Extracted data entries:
* * * * * * *
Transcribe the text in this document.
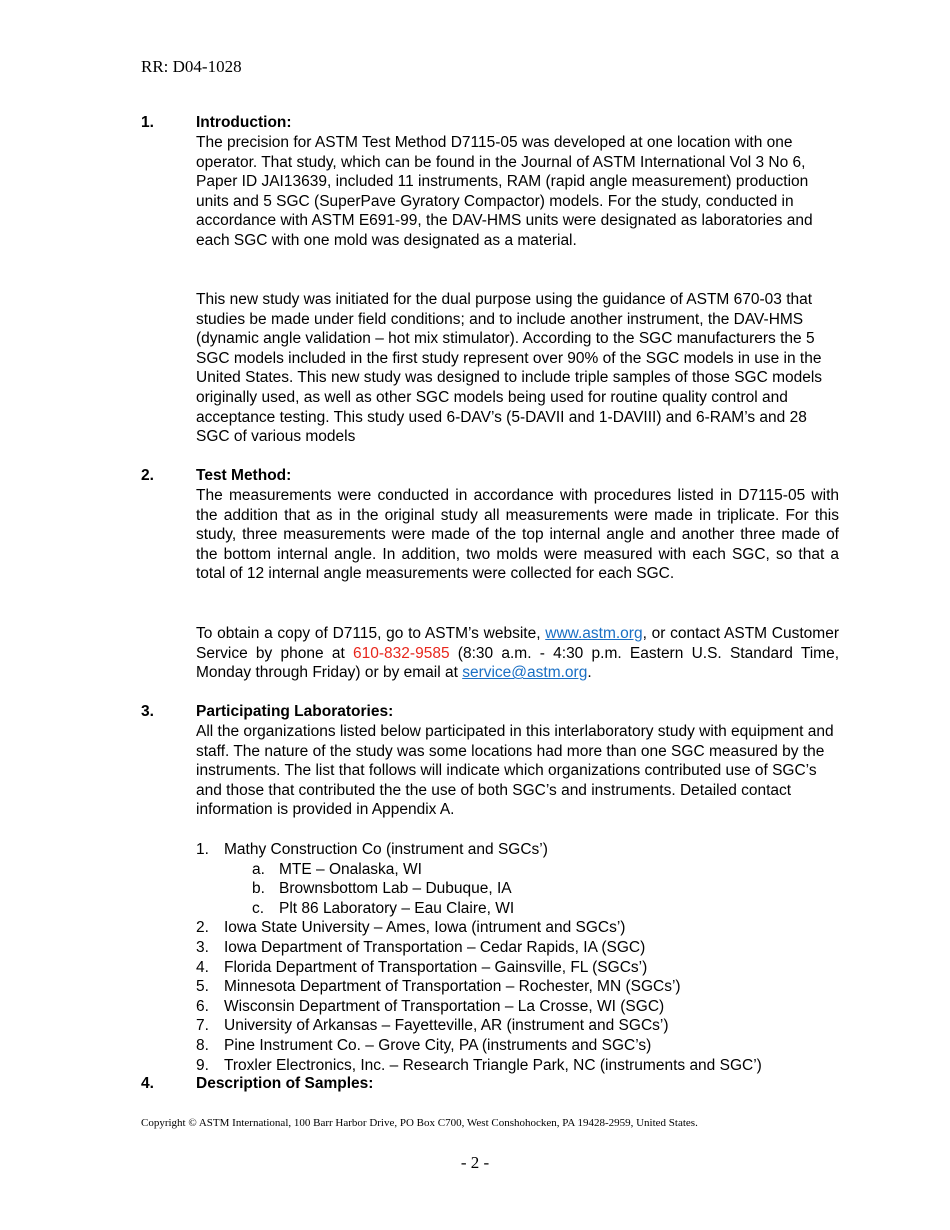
RR: D04-1028
1.	Introduction:

The precision for ASTM Test Method D7115-05 was developed at one location with one operator. That study, which can be found in the Journal of ASTM International Vol 3 No 6, Paper ID JAI13639, included 11 instruments, RAM (rapid angle measurement) production units and 5 SGC (SuperPave Gyratory Compactor) models. For the study, conducted in accordance with ASTM E691-99, the DAV-HMS units were designated as laboratories and each SGC with one mold was designated as a material.

This new study was initiated for the dual purpose using the guidance of ASTM 670-03 that studies be made under field conditions; and to include another instrument, the DAV-HMS (dynamic angle validation – hot mix stimulator). According to the SGC manufacturers the 5 SGC models included in the first study represent over 90% of the SGC models in use in the United States. This new study was designed to include triple samples of those SGC models originally used, as well as other SGC models being used for routine quality control and acceptance testing. This study used 6-DAV’s (5-DAVII and 1-DAVIII) and 6-RAM’s and 28 SGC of various models

2.	Test Method:

The measurements were conducted in accordance with procedures listed in D7115-05 with the addition that as in the original study all measurements were made in triplicate. For this study, three measurements were made of the top internal angle and another three made of the bottom internal angle. In addition, two molds were measured with each SGC, so that a total of 12 internal angle measurements were collected for each SGC.

To obtain a copy of D7115, go to ASTM’s website, www.astm.org, or contact ASTM Customer Service by phone at 610-832-9585 (8:30 a.m. - 4:30 p.m. Eastern U.S. Standard Time, Monday through Friday) or by email at service@astm.org.

3.	Participating Laboratories:

All the organizations listed below participated in this interlaboratory study with equipment and staff. The nature of the study was some locations had more than one SGC measured by the instruments. The list that follows will indicate which organizations contributed use of SGC’s and those that contributed the the use of both SGC’s and instruments. Detailed contact information is provided in Appendix A.

1. Mathy Construction Co (instrument and SGCs’)
a. MTE – Onalaska, WI
b. Brownsbottom Lab – Dubuque, IA
c. Plt 86 Laboratory – Eau Claire, WI
2. Iowa State University – Ames, Iowa (intrument and SGCs’)
3. Iowa Department of Transportation – Cedar Rapids, IA (SGC)
4. Florida Department of Transportation – Gainsville, FL (SGCs’)
5. Minnesota Department of Transportation – Rochester, MN (SGCs’)
6. Wisconsin Department of Transportation – La Crosse, WI (SGC)
7. University of Arkansas – Fayetteville, AR (instrument and SGCs’)
8. Pine Instrument Co. – Grove City, PA (instruments and SGC’s)
9. Troxler Electronics, Inc. – Research Triangle Park, NC (instruments and SGC’)
4.	Description of Samples:
Copyright © ASTM International, 100 Barr Harbor Drive, PO Box C700, West Conshohocken, PA 19428-2959, United States.
- 2 -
* * * * * * *
:: GIVEN EXERCISE ::
Determine how many lines contain the word "Department" and reply with that number alone.

:: TASK RESULT ::
4